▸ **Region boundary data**

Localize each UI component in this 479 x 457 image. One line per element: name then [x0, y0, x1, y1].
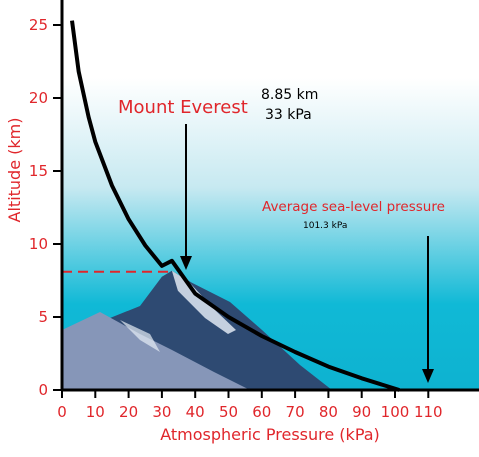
- y-tick-label: 5: [38, 308, 48, 326]
- axes: [60, 0, 479, 392]
- annotation-arrows: [180, 124, 434, 383]
- everest-altitude-value: 8.85 km: [261, 87, 318, 103]
- y-axis-label: Altitude (km): [5, 118, 24, 223]
- x-tick-label: 110: [414, 403, 443, 421]
- x-tick-label: 80: [319, 403, 338, 421]
- x-tick-label: 40: [186, 403, 205, 421]
- x-tick-label: 70: [286, 403, 305, 421]
- x-tick-label: 100: [381, 403, 410, 421]
- x-tick-label: 90: [352, 403, 371, 421]
- x-axis-label: Atmospheric Pressure (kPa): [160, 425, 380, 444]
- y-tick-label: 25: [29, 16, 48, 34]
- x-tick-label: 0: [57, 403, 67, 421]
- x-axis-ticks: 0 10 20 30 40 50 60 70 80 90 100 110: [57, 390, 443, 421]
- y-axis-ticks: 0 5 10 15 20 25: [29, 16, 62, 399]
- arrow-head: [180, 256, 192, 270]
- sea-level-pressure-value: 101.3 kPa: [303, 221, 347, 231]
- y-tick-label: 0: [38, 381, 48, 399]
- everest-pressure-value: 33 kPa: [265, 107, 312, 123]
- y-tick-label: 20: [29, 89, 48, 107]
- x-tick-label: 10: [86, 403, 105, 421]
- sea-level-label: Average sea-level pressure: [262, 199, 445, 215]
- y-tick-label: 15: [29, 162, 48, 180]
- everest-label: Mount Everest: [118, 97, 248, 118]
- mountain-illustration: [62, 270, 332, 390]
- x-tick-label: 30: [152, 403, 171, 421]
- x-tick-label: 20: [119, 403, 138, 421]
- arrow-head: [422, 369, 434, 383]
- x-tick-label: 60: [252, 403, 271, 421]
- x-tick-label: 50: [219, 403, 238, 421]
- series-line: [70, 20, 400, 392]
- pressure-altitude-curve: [70, 20, 400, 392]
- everest-arrow: [180, 124, 192, 270]
- y-tick-label: 10: [29, 235, 48, 253]
- mountain-light: [62, 312, 250, 390]
- sea-level-arrow: [422, 236, 434, 383]
- mountain-snow-lower: [120, 320, 160, 352]
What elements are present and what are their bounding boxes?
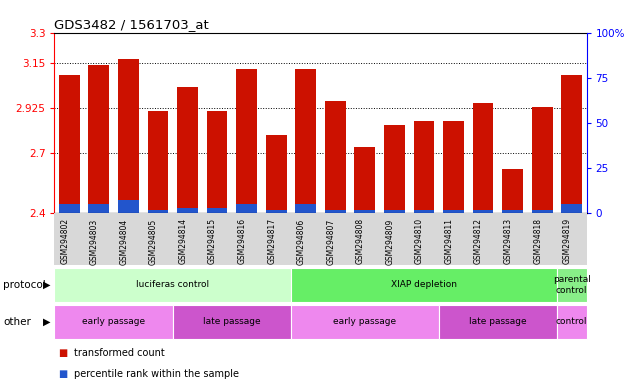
Bar xyxy=(325,101,345,213)
Text: GSM294818: GSM294818 xyxy=(533,218,542,264)
Bar xyxy=(532,107,553,213)
Bar xyxy=(266,210,287,213)
Text: control: control xyxy=(556,317,588,326)
Text: GSM294809: GSM294809 xyxy=(385,218,394,265)
Bar xyxy=(88,65,109,213)
Text: ■: ■ xyxy=(58,369,67,379)
Bar xyxy=(206,111,228,213)
Bar xyxy=(503,169,523,213)
Bar xyxy=(237,204,257,213)
Bar xyxy=(562,75,582,213)
Bar xyxy=(118,59,138,213)
Bar xyxy=(354,210,375,213)
Bar xyxy=(177,208,198,213)
Text: GSM294803: GSM294803 xyxy=(90,218,99,265)
Bar xyxy=(325,210,345,213)
Bar xyxy=(413,210,435,213)
Text: ■: ■ xyxy=(58,348,67,358)
Bar xyxy=(147,111,169,213)
Text: GSM294817: GSM294817 xyxy=(267,218,276,265)
Text: GSM294815: GSM294815 xyxy=(208,218,217,265)
Text: percentile rank within the sample: percentile rank within the sample xyxy=(74,369,238,379)
Text: parental
control: parental control xyxy=(553,275,590,295)
Bar xyxy=(443,121,464,213)
Bar xyxy=(472,103,494,213)
Text: GSM294819: GSM294819 xyxy=(563,218,572,265)
Text: early passage: early passage xyxy=(82,317,145,326)
Text: GSM294810: GSM294810 xyxy=(415,218,424,265)
Text: GSM294802: GSM294802 xyxy=(60,218,69,265)
Bar xyxy=(296,69,316,213)
Text: GSM294811: GSM294811 xyxy=(444,218,454,264)
Bar xyxy=(384,210,404,213)
Text: GDS3482 / 1561703_at: GDS3482 / 1561703_at xyxy=(54,18,209,31)
Text: protocol: protocol xyxy=(3,280,46,290)
Text: late passage: late passage xyxy=(203,317,261,326)
Bar xyxy=(443,210,464,213)
Bar xyxy=(206,208,228,213)
Bar xyxy=(532,210,553,213)
Bar xyxy=(266,135,287,213)
Bar xyxy=(88,204,109,213)
Text: GSM294808: GSM294808 xyxy=(356,218,365,265)
Bar xyxy=(147,210,169,213)
Text: ▶: ▶ xyxy=(43,317,51,327)
Bar xyxy=(59,75,79,213)
Text: GSM294814: GSM294814 xyxy=(178,218,188,265)
Bar xyxy=(118,200,138,213)
Bar xyxy=(472,210,494,213)
Text: GSM294813: GSM294813 xyxy=(504,218,513,265)
Bar xyxy=(177,87,198,213)
Text: GSM294816: GSM294816 xyxy=(238,218,247,265)
Bar xyxy=(59,204,79,213)
Text: late passage: late passage xyxy=(469,317,527,326)
Bar xyxy=(503,210,523,213)
Text: other: other xyxy=(3,317,31,327)
Text: transformed count: transformed count xyxy=(74,348,165,358)
Text: ▶: ▶ xyxy=(43,280,51,290)
Text: GSM294805: GSM294805 xyxy=(149,218,158,265)
Text: GSM294807: GSM294807 xyxy=(326,218,335,265)
Text: luciferas control: luciferas control xyxy=(136,280,209,290)
Text: GSM294806: GSM294806 xyxy=(297,218,306,265)
Bar xyxy=(413,121,435,213)
Bar xyxy=(296,204,316,213)
Bar xyxy=(562,204,582,213)
Text: GSM294812: GSM294812 xyxy=(474,218,483,264)
Bar xyxy=(384,125,404,213)
Text: GSM294804: GSM294804 xyxy=(119,218,128,265)
Bar xyxy=(237,69,257,213)
Text: early passage: early passage xyxy=(333,317,396,326)
Text: XIAP depletion: XIAP depletion xyxy=(391,280,457,290)
Bar xyxy=(354,147,375,213)
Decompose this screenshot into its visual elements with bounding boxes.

▸ **Problem to solve**
Copy every one of the lines above word for word, leaving the pictures out.

▸ **Full output**
Localize each UI component in this 479 x 457 image. One line per element: name then [x0, y0, x1, y1].
- y-tick-label: 5: [38, 308, 48, 326]
- axes: [60, 0, 479, 392]
- annotation-arrows: [180, 124, 434, 383]
- everest-altitude-value: 8.85 km: [261, 87, 318, 103]
- y-axis-label: Altitude (km): [5, 118, 24, 223]
- x-tick-label: 110: [414, 403, 443, 421]
- x-tick-label: 80: [319, 403, 338, 421]
- x-tick-label: 40: [186, 403, 205, 421]
- x-tick-label: 70: [286, 403, 305, 421]
- x-tick-label: 100: [381, 403, 410, 421]
- x-tick-label: 90: [352, 403, 371, 421]
- x-axis-label: Atmospheric Pressure (kPa): [160, 425, 380, 444]
- y-tick-label: 25: [29, 16, 48, 34]
- x-tick-label: 0: [57, 403, 67, 421]
- x-axis-ticks: 0 10 20 30 40 50 60 70 80 90 100 110: [57, 390, 443, 421]
- y-axis-ticks: 0 5 10 15 20 25: [29, 16, 62, 399]
- arrow-head: [180, 256, 192, 270]
- sea-level-pressure-value: 101.3 kPa: [303, 221, 347, 231]
- y-tick-label: 0: [38, 381, 48, 399]
- everest-pressure-value: 33 kPa: [265, 107, 312, 123]
- y-tick-label: 20: [29, 89, 48, 107]
- x-tick-label: 10: [86, 403, 105, 421]
- sea-level-label: Average sea-level pressure: [262, 199, 445, 215]
- y-tick-label: 15: [29, 162, 48, 180]
- everest-label: Mount Everest: [118, 97, 248, 118]
- mountain-illustration: [62, 270, 332, 390]
- x-tick-label: 30: [152, 403, 171, 421]
- x-tick-label: 20: [119, 403, 138, 421]
- arrow-head: [422, 369, 434, 383]
- x-tick-label: 60: [252, 403, 271, 421]
- x-tick-label: 50: [219, 403, 238, 421]
- series-line: [70, 20, 400, 392]
- pressure-altitude-curve: [70, 20, 400, 392]
- everest-arrow: [180, 124, 192, 270]
- y-tick-label: 10: [29, 235, 48, 253]
- mountain-light: [62, 312, 250, 390]
- sea-level-arrow: [422, 236, 434, 383]
- mountain-snow-lower: [120, 320, 160, 352]
What elements are present and what are their bounding boxes?
Bar xyxy=(325,101,345,213)
Text: GSM294818: GSM294818 xyxy=(533,218,542,264)
Bar xyxy=(532,107,553,213)
Bar xyxy=(266,210,287,213)
Text: control: control xyxy=(556,317,588,326)
Text: GSM294809: GSM294809 xyxy=(385,218,394,265)
Bar xyxy=(88,65,109,213)
Text: ■: ■ xyxy=(58,369,67,379)
Bar xyxy=(206,111,228,213)
Bar xyxy=(503,169,523,213)
Bar xyxy=(237,204,257,213)
Bar xyxy=(562,75,582,213)
Bar xyxy=(118,59,138,213)
Bar xyxy=(354,210,375,213)
Bar xyxy=(177,208,198,213)
Text: GSM294803: GSM294803 xyxy=(90,218,99,265)
Bar xyxy=(325,210,345,213)
Bar xyxy=(413,210,435,213)
Text: ■: ■ xyxy=(58,348,67,358)
Bar xyxy=(147,111,169,213)
Text: GSM294817: GSM294817 xyxy=(267,218,276,265)
Text: GSM294815: GSM294815 xyxy=(208,218,217,265)
Text: percentile rank within the sample: percentile rank within the sample xyxy=(74,369,238,379)
Text: parental
control: parental control xyxy=(553,275,590,295)
Bar xyxy=(443,121,464,213)
Bar xyxy=(472,103,494,213)
Text: GSM294819: GSM294819 xyxy=(563,218,572,265)
Text: early passage: early passage xyxy=(82,317,145,326)
Text: GSM294810: GSM294810 xyxy=(415,218,424,265)
Text: GSM294802: GSM294802 xyxy=(60,218,69,265)
Bar xyxy=(296,69,316,213)
Text: GSM294811: GSM294811 xyxy=(444,218,454,264)
Bar xyxy=(384,210,404,213)
Text: GDS3482 / 1561703_at: GDS3482 / 1561703_at xyxy=(54,18,209,31)
Text: protocol: protocol xyxy=(3,280,46,290)
Text: late passage: late passage xyxy=(203,317,261,326)
Bar xyxy=(443,210,464,213)
Bar xyxy=(206,208,228,213)
Bar xyxy=(532,210,553,213)
Bar xyxy=(266,135,287,213)
Bar xyxy=(88,204,109,213)
Text: GSM294808: GSM294808 xyxy=(356,218,365,265)
Bar xyxy=(147,210,169,213)
Text: ▶: ▶ xyxy=(43,317,51,327)
Bar xyxy=(59,75,79,213)
Text: GSM294814: GSM294814 xyxy=(178,218,188,265)
Bar xyxy=(118,200,138,213)
Bar xyxy=(472,210,494,213)
Text: GSM294813: GSM294813 xyxy=(504,218,513,265)
Bar xyxy=(177,87,198,213)
Text: GSM294816: GSM294816 xyxy=(238,218,247,265)
Bar xyxy=(59,204,79,213)
Text: late passage: late passage xyxy=(469,317,527,326)
Bar xyxy=(503,210,523,213)
Text: other: other xyxy=(3,317,31,327)
Text: transformed count: transformed count xyxy=(74,348,165,358)
Text: ▶: ▶ xyxy=(43,280,51,290)
Text: GSM294805: GSM294805 xyxy=(149,218,158,265)
Text: GSM294807: GSM294807 xyxy=(326,218,335,265)
Text: luciferas control: luciferas control xyxy=(136,280,209,290)
Text: GSM294806: GSM294806 xyxy=(297,218,306,265)
Bar xyxy=(413,121,435,213)
Bar xyxy=(296,204,316,213)
Bar xyxy=(562,204,582,213)
Text: GSM294812: GSM294812 xyxy=(474,218,483,264)
Bar xyxy=(384,125,404,213)
Text: GSM294804: GSM294804 xyxy=(119,218,128,265)
Bar xyxy=(237,69,257,213)
Text: early passage: early passage xyxy=(333,317,396,326)
Text: XIAP depletion: XIAP depletion xyxy=(391,280,457,290)
Bar xyxy=(354,147,375,213)
Decompose this screenshot into its visual elements with bounding boxes.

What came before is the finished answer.